● **Stated problem**
Read the records and gather each line that includes "Refresh".

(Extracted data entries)
══════════════════════════════
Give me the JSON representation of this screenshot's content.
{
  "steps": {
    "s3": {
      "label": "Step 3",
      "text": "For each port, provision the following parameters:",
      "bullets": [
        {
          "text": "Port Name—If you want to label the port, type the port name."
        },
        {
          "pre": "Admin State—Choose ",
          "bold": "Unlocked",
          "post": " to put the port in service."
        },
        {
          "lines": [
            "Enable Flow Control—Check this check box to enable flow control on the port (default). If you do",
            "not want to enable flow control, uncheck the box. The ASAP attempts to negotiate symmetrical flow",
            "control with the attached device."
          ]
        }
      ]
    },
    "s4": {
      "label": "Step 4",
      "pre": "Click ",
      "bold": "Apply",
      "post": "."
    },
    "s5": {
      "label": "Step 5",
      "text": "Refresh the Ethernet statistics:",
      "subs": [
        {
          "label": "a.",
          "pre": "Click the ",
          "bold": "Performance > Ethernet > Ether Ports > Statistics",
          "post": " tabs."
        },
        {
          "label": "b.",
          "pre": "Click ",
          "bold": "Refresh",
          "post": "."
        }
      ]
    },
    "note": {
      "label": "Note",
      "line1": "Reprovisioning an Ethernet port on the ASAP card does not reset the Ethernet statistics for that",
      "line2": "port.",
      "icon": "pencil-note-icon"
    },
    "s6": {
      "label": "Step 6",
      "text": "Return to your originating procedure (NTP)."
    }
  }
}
══════════════════════════════
● **Written solution**
      "text": "Refresh the Ethernet statistics:",
          "bold": "Refresh",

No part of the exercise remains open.